### Rows from a dataset
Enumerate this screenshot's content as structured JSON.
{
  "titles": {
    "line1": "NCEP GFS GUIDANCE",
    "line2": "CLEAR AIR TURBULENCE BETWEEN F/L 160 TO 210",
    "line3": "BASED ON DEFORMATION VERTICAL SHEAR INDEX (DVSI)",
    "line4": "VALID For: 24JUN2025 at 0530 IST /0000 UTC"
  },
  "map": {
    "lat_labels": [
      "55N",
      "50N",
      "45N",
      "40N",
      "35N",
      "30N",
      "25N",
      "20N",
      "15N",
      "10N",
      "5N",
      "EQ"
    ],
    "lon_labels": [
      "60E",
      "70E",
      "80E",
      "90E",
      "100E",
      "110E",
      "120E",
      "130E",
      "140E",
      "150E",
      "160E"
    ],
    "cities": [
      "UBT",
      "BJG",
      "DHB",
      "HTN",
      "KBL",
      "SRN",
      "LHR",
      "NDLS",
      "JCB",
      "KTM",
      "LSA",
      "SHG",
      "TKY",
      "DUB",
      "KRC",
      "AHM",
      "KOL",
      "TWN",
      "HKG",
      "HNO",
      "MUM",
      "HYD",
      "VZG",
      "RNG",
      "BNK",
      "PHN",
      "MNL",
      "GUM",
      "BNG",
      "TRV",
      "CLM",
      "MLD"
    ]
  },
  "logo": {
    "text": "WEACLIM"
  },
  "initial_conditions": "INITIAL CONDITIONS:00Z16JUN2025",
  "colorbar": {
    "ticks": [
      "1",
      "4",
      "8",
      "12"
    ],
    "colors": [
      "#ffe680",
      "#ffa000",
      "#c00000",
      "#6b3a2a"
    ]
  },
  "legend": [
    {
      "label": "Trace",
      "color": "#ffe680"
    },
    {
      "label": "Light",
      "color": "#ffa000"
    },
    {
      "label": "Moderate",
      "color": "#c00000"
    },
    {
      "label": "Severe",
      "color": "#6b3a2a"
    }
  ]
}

==

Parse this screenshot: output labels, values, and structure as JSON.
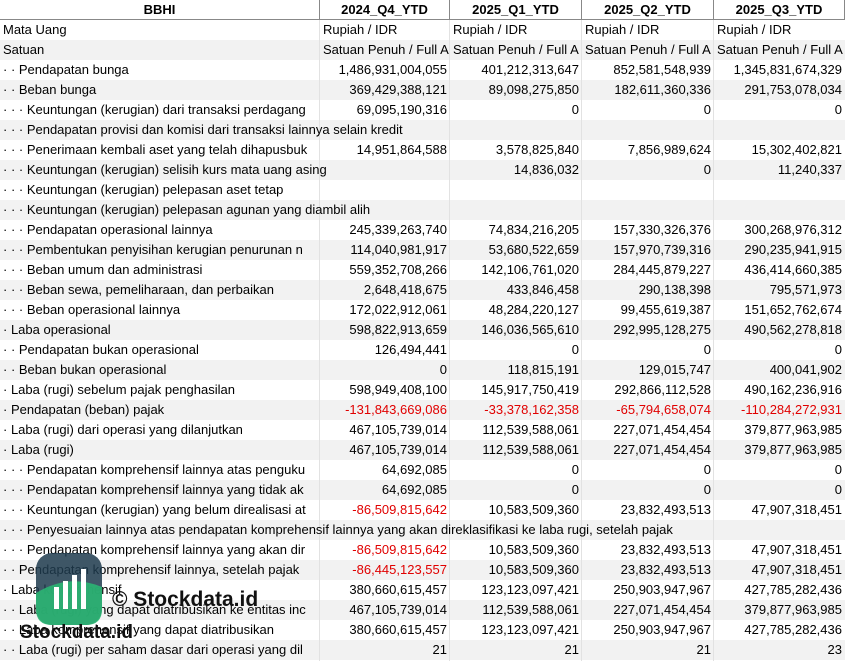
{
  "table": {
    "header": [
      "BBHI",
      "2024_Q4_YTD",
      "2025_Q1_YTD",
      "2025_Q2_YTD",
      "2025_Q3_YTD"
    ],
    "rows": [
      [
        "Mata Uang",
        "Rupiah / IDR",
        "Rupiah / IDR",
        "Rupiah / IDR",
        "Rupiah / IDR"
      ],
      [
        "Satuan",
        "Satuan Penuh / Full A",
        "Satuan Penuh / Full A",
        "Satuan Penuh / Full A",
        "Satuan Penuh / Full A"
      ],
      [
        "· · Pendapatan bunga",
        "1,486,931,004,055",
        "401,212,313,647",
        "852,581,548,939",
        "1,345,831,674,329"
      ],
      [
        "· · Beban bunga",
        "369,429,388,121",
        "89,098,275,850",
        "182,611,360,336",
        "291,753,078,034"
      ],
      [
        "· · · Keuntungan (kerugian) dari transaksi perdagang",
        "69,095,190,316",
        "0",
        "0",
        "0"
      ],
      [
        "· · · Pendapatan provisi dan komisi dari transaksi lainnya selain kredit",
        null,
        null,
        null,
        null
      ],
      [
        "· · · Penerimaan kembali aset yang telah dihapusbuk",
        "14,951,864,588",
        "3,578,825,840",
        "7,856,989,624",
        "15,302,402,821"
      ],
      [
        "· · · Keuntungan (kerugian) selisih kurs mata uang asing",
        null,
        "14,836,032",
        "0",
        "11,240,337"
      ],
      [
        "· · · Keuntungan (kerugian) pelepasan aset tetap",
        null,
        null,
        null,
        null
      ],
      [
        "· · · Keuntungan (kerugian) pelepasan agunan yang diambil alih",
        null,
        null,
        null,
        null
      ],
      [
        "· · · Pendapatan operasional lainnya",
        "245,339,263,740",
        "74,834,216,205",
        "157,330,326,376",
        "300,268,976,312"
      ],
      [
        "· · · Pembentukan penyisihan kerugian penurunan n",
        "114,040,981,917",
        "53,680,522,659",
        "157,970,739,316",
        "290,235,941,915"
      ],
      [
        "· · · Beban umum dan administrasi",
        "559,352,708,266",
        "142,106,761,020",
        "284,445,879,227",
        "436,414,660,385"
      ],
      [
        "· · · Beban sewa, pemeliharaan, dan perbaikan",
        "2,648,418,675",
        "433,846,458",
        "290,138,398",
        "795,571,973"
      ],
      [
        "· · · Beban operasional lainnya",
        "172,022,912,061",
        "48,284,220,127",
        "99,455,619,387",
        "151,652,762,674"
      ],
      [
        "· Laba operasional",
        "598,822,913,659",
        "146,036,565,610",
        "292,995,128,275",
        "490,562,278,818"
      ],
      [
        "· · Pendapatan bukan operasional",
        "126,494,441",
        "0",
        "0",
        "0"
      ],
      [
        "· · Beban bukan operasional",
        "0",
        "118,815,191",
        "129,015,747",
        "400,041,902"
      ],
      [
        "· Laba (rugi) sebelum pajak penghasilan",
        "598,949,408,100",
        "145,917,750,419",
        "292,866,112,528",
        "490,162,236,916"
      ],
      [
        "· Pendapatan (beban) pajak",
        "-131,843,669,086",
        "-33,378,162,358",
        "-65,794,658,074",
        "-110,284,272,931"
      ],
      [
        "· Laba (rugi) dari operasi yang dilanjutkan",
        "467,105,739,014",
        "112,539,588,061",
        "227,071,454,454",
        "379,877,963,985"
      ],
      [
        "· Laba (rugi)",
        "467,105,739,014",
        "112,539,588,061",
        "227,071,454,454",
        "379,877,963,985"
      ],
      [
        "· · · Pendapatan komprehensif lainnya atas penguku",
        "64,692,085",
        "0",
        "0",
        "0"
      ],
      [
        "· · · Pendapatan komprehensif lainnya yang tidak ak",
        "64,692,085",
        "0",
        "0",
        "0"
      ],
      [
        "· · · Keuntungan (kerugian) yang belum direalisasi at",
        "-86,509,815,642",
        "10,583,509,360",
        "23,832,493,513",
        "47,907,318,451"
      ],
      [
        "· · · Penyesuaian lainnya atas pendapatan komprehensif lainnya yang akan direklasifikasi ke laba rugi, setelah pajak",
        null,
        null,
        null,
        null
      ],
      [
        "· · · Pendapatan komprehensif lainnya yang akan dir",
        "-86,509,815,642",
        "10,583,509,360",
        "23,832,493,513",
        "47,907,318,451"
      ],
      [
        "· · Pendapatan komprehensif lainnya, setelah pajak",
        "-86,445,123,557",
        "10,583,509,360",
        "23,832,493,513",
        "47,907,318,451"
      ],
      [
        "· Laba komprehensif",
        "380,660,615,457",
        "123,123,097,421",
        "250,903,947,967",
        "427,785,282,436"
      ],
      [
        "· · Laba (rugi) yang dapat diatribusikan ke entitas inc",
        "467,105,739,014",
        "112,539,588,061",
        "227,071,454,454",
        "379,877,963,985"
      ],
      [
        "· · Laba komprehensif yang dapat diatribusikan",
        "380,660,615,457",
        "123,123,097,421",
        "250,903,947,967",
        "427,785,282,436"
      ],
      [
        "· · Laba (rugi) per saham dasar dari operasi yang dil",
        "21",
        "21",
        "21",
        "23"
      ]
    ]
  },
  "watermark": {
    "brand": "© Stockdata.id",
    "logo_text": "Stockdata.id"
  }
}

---

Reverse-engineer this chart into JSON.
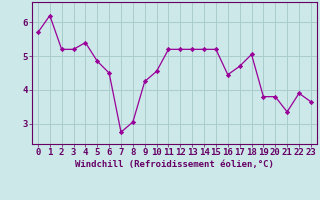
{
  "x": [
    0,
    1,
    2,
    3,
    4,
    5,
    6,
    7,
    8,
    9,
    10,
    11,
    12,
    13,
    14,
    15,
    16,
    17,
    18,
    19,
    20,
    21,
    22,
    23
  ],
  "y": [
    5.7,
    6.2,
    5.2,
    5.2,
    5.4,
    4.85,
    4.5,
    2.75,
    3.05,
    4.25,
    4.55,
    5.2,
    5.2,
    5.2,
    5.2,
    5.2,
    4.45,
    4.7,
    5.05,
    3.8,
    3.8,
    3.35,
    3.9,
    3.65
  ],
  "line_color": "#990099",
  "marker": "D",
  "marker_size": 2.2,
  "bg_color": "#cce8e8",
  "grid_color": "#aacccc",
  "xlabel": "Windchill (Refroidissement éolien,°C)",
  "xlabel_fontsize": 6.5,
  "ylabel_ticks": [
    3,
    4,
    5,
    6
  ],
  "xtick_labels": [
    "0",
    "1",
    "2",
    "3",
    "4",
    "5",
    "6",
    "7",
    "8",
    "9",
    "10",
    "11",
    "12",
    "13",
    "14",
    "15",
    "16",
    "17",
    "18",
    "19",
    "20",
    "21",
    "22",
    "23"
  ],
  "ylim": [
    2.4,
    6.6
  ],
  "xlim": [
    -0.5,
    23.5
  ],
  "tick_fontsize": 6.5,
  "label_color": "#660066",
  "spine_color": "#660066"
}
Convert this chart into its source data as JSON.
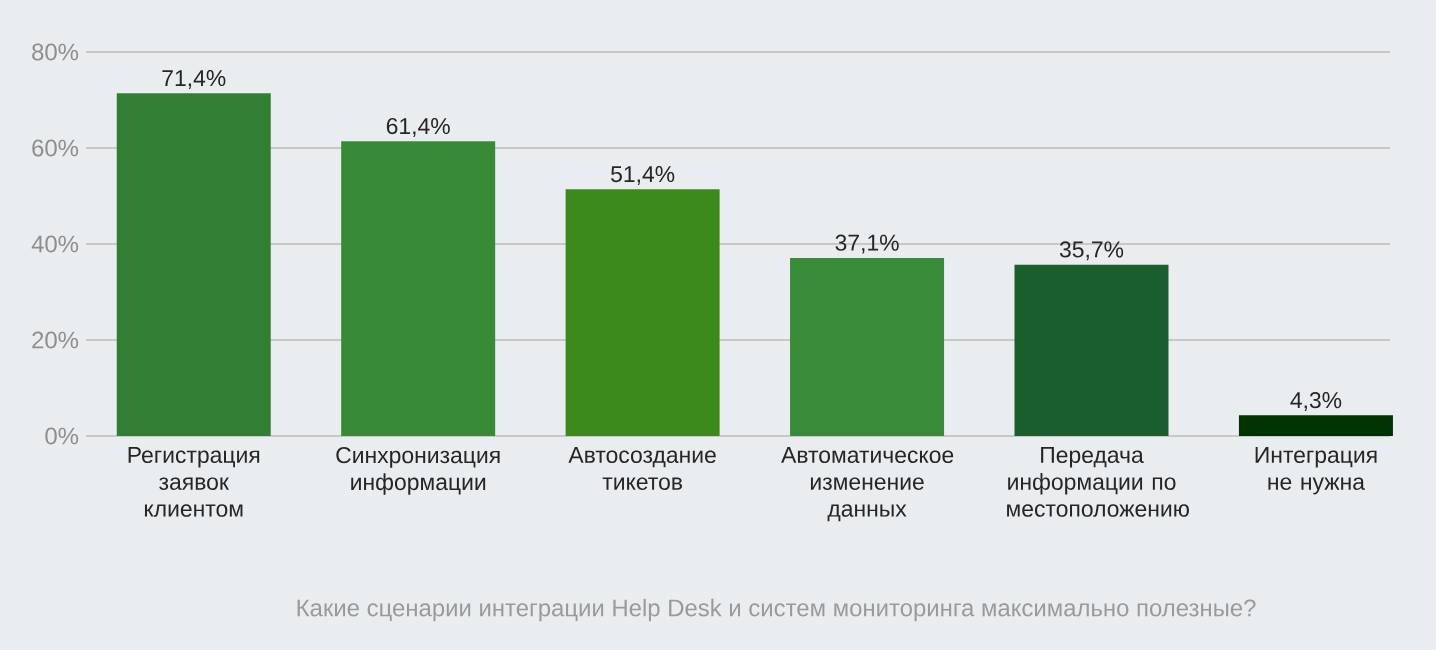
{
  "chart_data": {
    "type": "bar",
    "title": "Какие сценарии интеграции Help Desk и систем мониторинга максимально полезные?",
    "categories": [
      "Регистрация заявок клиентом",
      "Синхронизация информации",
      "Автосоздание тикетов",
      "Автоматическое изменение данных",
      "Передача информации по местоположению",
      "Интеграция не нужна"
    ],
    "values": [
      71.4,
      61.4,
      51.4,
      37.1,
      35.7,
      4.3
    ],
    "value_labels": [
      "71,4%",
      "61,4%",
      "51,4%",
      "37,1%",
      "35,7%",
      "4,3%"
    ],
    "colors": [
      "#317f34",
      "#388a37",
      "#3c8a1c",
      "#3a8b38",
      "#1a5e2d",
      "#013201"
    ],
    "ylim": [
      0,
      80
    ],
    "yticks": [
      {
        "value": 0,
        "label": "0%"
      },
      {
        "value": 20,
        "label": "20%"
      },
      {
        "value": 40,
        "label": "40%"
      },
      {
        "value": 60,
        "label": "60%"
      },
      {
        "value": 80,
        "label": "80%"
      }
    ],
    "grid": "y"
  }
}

### TASK TO COMPLETE
Show every line in the records above that contains the word "screenshot".

### SOLUTION TO THIS PROBLEM
Enumerate this screenshot's content as structured JSON.
Parse this screenshot: output labels, values, and structure as JSON.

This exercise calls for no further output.